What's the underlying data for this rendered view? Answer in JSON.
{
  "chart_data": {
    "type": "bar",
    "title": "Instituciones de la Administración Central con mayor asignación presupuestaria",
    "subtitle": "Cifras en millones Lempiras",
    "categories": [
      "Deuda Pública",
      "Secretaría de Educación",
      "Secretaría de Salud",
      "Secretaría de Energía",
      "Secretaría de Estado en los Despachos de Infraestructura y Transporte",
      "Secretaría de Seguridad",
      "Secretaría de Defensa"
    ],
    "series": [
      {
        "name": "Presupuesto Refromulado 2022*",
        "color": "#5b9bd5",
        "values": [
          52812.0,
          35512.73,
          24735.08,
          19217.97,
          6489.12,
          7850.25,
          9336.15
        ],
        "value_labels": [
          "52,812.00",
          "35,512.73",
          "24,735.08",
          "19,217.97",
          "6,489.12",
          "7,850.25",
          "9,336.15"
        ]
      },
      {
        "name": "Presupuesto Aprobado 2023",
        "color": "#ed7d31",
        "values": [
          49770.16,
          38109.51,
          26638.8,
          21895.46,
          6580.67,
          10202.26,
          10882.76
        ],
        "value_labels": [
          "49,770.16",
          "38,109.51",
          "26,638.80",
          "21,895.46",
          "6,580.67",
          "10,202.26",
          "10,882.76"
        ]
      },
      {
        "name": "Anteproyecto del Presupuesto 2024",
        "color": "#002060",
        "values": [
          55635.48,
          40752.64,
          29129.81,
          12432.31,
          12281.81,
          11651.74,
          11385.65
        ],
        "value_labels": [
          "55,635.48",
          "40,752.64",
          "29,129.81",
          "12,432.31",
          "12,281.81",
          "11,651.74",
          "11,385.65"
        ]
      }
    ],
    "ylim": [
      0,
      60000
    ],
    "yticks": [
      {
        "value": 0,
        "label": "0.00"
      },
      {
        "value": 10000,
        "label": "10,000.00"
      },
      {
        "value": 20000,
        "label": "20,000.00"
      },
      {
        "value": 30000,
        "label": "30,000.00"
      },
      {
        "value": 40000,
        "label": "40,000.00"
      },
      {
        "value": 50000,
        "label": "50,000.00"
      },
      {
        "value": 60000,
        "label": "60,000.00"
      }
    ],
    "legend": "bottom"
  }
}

==========

• _Given exercise_: Reproduce the material in full, with no word added or dropped.

• _Full answer_:
What's the underlying data for this rendered view? Answer in JSON.
{
  "chart_data": {
    "type": "bar",
    "title": "Instituciones de la Administración Central con mayor asignación presupuestaria",
    "subtitle": "Cifras en millones Lempiras",
    "categories": [
      "Deuda Pública",
      "Secretaría de Educación",
      "Secretaría de Salud",
      "Secretaría de Energía",
      "Secretaría de Estado en los Despachos de Infraestructura y Transporte",
      "Secretaría de Seguridad",
      "Secretaría de Defensa"
    ],
    "series": [
      {
        "name": "Presupuesto Refromulado 2022*",
        "color": "#5b9bd5",
        "values": [
          52812.0,
          35512.73,
          24735.08,
          19217.97,
          6489.12,
          7850.25,
          9336.15
        ],
        "value_labels": [
          "52,812.00",
          "35,512.73",
          "24,735.08",
          "19,217.97",
          "6,489.12",
          "7,850.25",
          "9,336.15"
        ]
      },
      {
        "name": "Presupuesto Aprobado 2023",
        "color": "#ed7d31",
        "values": [
          49770.16,
          38109.51,
          26638.8,
          21895.46,
          6580.67,
          10202.26,
          10882.76
        ],
        "value_labels": [
          "49,770.16",
          "38,109.51",
          "26,638.80",
          "21,895.46",
          "6,580.67",
          "10,202.26",
          "10,882.76"
        ]
      },
      {
        "name": "Anteproyecto del Presupuesto 2024",
        "color": "#002060",
        "values": [
          55635.48,
          40752.64,
          29129.81,
          12432.31,
          12281.81,
          11651.74,
          11385.65
        ],
        "value_labels": [
          "55,635.48",
          "40,752.64",
          "29,129.81",
          "12,432.31",
          "12,281.81",
          "11,651.74",
          "11,385.65"
        ]
      }
    ],
    "ylim": [
      0,
      60000
    ],
    "yticks": [
      {
        "value": 0,
        "label": "0.00"
      },
      {
        "value": 10000,
        "label": "10,000.00"
      },
      {
        "value": 20000,
        "label": "20,000.00"
      },
      {
        "value": 30000,
        "label": "30,000.00"
      },
      {
        "value": 40000,
        "label": "40,000.00"
      },
      {
        "value": 50000,
        "label": "50,000.00"
      },
      {
        "value": 60000,
        "label": "60,000.00"
      }
    ],
    "legend": "bottom"
  }
}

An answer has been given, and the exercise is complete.